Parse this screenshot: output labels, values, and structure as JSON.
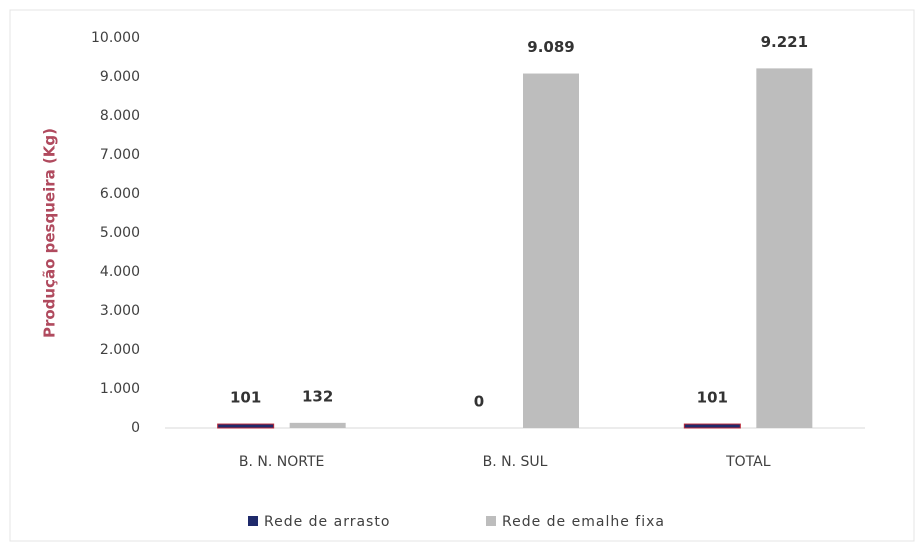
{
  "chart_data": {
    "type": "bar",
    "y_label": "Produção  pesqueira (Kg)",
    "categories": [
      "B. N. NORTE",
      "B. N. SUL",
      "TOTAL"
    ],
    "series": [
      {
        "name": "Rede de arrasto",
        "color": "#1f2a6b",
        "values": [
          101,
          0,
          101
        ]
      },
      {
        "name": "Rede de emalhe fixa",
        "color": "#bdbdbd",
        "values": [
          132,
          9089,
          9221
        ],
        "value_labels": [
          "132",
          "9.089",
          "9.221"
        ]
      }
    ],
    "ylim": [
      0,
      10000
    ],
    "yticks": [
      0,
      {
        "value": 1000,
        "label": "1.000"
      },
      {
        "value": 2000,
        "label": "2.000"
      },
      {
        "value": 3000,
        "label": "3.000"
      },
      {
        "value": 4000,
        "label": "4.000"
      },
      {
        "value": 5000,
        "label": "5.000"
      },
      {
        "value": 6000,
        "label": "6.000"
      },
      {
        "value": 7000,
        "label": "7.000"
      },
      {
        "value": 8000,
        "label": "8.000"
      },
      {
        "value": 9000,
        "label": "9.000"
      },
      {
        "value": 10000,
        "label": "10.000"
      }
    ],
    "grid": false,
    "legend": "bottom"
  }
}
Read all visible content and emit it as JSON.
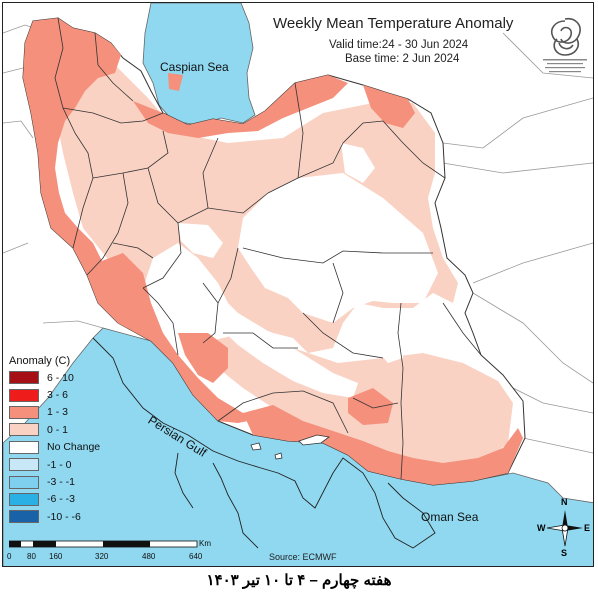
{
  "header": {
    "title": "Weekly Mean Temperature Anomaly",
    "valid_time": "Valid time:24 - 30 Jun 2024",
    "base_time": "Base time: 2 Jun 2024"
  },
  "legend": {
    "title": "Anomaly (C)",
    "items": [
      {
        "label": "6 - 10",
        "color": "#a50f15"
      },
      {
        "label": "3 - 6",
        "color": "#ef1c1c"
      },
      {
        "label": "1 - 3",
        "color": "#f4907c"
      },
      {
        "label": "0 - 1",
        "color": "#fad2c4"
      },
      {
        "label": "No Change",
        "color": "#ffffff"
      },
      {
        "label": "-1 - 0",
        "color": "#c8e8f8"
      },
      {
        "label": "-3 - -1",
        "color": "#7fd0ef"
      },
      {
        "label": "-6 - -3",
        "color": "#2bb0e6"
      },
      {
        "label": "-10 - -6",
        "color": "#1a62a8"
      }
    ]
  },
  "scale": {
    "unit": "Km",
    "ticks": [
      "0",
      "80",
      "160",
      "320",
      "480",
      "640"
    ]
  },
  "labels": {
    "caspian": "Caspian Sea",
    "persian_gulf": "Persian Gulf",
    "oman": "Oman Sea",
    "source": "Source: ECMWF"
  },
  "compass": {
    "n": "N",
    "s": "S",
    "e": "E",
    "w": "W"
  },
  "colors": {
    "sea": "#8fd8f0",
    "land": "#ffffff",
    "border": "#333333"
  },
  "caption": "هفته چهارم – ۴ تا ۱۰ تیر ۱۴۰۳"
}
==
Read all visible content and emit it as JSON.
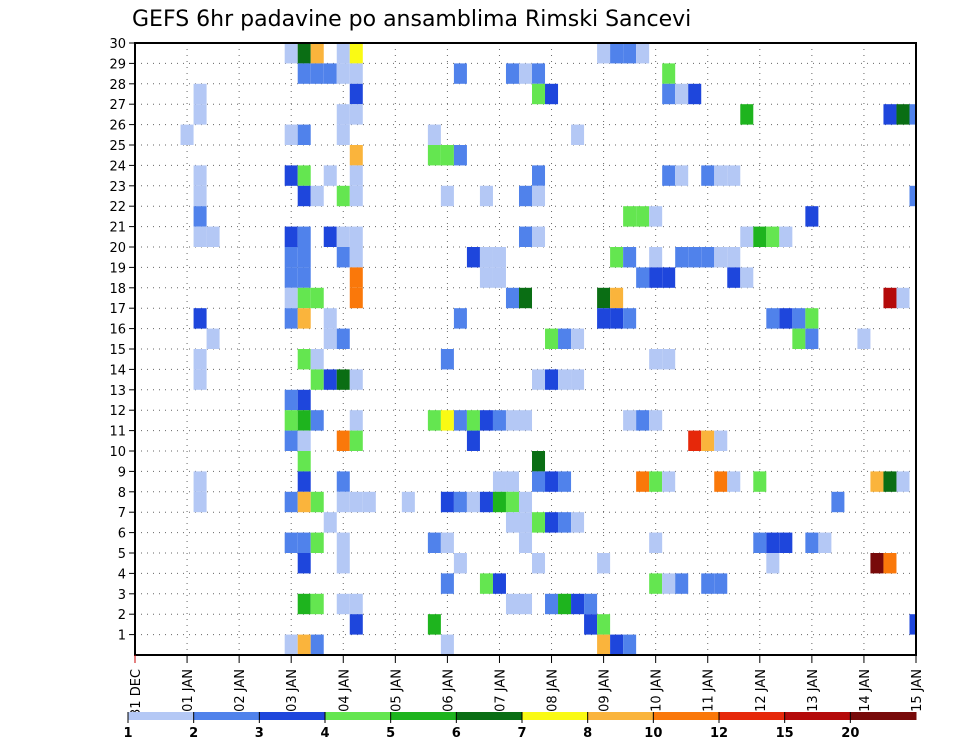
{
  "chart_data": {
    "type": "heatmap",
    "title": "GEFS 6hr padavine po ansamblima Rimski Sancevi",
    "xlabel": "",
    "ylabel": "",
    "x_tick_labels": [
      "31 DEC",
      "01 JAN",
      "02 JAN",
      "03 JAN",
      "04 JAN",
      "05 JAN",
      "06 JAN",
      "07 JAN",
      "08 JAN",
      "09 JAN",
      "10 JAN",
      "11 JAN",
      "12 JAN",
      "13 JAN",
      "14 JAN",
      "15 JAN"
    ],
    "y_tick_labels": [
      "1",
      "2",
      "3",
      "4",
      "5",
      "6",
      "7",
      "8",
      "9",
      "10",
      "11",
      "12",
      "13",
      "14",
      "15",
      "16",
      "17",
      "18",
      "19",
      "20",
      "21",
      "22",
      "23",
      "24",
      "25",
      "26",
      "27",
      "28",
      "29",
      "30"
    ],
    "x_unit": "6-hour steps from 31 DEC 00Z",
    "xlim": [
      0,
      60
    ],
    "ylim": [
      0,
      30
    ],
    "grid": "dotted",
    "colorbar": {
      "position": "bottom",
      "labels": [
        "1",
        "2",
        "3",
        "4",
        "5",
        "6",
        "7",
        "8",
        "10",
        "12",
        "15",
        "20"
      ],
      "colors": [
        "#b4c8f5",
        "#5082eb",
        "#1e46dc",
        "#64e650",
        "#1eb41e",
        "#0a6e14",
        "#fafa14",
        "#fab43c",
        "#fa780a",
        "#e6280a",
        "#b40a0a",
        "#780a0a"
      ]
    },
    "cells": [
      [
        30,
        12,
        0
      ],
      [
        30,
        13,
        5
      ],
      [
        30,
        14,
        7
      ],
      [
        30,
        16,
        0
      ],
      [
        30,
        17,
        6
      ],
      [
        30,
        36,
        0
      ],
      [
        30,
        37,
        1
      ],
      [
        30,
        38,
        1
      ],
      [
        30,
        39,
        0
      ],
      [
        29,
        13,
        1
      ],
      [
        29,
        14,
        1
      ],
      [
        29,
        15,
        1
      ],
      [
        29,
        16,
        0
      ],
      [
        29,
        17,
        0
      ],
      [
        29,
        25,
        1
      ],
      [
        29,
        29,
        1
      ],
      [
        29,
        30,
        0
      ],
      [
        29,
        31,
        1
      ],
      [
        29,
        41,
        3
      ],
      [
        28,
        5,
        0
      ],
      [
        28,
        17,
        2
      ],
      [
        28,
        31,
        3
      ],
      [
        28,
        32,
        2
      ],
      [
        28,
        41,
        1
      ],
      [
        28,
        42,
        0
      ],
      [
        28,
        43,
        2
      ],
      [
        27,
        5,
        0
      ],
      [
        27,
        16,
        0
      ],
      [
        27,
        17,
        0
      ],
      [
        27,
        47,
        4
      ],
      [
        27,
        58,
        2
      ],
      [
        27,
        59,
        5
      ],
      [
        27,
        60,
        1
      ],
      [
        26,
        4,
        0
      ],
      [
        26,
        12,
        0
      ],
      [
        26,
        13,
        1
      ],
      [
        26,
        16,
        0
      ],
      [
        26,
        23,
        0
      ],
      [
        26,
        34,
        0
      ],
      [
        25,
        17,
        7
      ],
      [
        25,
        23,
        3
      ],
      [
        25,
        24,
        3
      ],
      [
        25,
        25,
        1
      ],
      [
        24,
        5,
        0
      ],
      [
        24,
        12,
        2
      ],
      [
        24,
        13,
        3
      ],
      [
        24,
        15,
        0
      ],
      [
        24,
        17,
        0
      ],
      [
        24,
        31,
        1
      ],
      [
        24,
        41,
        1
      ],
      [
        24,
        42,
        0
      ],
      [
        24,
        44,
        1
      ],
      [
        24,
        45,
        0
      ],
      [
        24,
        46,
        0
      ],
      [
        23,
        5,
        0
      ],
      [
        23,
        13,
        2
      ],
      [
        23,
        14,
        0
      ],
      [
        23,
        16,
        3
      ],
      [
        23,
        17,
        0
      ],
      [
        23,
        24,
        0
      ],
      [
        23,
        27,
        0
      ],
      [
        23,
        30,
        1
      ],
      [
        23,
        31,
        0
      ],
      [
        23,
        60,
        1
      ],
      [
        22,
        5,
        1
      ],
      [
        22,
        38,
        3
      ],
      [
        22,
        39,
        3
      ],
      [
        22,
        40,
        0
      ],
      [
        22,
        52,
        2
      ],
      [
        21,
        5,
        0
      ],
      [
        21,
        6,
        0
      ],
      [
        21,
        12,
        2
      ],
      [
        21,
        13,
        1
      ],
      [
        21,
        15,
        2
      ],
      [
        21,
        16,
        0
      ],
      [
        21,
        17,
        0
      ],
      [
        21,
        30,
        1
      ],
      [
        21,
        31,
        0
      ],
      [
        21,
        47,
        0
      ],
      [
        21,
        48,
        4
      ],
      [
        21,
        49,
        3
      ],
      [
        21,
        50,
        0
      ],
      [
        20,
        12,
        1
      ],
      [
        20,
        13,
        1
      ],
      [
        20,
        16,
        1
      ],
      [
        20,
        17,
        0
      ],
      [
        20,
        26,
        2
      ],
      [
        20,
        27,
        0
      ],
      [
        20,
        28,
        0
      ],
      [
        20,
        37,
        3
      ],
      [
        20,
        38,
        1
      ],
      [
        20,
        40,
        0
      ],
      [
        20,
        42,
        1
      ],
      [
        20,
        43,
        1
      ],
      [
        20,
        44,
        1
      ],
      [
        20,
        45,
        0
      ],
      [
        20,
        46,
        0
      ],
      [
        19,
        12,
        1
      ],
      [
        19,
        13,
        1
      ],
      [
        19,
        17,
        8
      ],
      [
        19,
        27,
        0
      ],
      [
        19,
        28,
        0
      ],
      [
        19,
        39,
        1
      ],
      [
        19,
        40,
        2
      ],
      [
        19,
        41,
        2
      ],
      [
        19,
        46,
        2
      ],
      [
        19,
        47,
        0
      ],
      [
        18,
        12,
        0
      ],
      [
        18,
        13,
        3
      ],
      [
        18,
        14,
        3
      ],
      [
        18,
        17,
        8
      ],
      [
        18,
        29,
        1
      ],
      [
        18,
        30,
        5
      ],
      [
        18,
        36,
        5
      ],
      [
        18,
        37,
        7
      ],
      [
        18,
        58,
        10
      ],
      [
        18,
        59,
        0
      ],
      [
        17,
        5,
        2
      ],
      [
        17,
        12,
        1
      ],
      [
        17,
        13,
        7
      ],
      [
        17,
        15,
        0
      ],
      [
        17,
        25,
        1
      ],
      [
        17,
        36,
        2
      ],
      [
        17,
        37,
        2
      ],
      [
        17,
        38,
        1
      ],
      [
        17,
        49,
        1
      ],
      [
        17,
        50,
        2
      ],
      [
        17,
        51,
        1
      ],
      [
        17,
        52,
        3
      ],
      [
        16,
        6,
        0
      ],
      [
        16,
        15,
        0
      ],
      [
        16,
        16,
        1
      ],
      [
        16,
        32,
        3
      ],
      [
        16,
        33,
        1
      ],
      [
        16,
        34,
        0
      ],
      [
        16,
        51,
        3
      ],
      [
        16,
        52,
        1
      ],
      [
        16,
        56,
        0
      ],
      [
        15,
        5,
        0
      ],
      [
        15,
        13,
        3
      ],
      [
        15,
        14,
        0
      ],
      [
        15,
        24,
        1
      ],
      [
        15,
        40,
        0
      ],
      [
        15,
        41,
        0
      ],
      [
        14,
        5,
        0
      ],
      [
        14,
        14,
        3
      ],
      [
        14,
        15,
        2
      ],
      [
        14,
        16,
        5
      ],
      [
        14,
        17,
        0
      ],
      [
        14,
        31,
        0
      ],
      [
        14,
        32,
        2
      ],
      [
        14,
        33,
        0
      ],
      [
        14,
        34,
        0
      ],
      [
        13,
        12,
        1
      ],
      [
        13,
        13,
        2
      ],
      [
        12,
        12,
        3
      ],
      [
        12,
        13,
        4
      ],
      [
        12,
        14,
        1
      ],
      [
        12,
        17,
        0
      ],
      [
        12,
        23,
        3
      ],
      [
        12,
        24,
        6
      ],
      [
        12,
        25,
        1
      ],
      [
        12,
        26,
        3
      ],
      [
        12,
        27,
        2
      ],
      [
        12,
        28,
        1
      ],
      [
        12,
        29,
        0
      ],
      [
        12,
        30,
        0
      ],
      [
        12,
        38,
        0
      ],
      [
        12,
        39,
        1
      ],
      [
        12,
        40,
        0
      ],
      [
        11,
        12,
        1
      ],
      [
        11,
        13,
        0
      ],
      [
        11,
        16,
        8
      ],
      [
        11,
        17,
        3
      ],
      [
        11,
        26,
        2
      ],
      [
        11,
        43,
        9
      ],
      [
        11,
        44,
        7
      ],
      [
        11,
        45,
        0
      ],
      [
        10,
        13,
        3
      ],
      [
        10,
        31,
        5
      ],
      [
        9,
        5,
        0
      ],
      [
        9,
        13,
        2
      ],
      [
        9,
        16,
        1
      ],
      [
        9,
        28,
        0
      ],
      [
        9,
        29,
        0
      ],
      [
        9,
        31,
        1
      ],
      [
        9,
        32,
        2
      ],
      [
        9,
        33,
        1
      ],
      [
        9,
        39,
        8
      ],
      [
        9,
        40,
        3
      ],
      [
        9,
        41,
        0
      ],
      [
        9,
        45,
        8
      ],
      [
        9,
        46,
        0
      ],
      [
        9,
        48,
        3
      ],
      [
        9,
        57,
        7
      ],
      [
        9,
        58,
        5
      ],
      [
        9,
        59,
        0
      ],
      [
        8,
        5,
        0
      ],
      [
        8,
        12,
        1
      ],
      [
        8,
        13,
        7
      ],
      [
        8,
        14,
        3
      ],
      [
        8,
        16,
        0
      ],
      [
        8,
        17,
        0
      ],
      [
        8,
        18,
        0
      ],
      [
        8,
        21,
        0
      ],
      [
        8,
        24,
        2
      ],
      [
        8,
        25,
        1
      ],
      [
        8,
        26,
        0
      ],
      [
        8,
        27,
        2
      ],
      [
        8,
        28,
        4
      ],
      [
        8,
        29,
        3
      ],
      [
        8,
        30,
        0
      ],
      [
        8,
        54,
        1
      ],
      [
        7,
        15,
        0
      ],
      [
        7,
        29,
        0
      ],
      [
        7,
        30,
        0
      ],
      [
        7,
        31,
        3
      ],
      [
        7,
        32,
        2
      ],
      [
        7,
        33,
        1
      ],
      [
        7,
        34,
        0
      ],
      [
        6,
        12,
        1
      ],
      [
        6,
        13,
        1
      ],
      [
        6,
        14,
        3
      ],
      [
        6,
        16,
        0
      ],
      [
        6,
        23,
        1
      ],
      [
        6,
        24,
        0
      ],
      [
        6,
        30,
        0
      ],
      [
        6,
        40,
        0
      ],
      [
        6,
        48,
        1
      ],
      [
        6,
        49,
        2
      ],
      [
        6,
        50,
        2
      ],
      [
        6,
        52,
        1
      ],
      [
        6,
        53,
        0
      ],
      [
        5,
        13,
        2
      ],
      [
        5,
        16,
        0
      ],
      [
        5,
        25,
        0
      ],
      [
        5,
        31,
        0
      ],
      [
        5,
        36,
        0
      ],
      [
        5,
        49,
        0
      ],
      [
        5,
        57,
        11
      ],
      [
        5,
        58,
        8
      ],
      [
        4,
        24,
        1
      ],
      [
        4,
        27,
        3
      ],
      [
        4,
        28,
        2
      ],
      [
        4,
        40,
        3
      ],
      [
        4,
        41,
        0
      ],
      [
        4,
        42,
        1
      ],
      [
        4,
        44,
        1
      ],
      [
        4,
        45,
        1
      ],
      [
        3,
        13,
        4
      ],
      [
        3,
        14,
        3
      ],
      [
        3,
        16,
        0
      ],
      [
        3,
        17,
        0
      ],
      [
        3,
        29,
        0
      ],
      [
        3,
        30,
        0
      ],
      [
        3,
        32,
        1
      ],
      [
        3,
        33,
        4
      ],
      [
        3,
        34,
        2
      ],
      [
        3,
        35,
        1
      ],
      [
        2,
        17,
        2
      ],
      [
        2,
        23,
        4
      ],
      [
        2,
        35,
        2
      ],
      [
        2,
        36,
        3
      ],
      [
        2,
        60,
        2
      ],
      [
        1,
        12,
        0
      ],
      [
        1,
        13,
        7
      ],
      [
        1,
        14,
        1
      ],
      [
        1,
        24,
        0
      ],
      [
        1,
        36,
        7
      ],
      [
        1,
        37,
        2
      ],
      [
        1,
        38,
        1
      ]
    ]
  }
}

• [WHAT THE EXERCISE ASKS]: From the records, copy every line that has the string "name" in it.

• [RESULT FOR THIS EXERCISE]:
        "name": "Rede de arrasto",
        "name": "Rede de emalhe fixa",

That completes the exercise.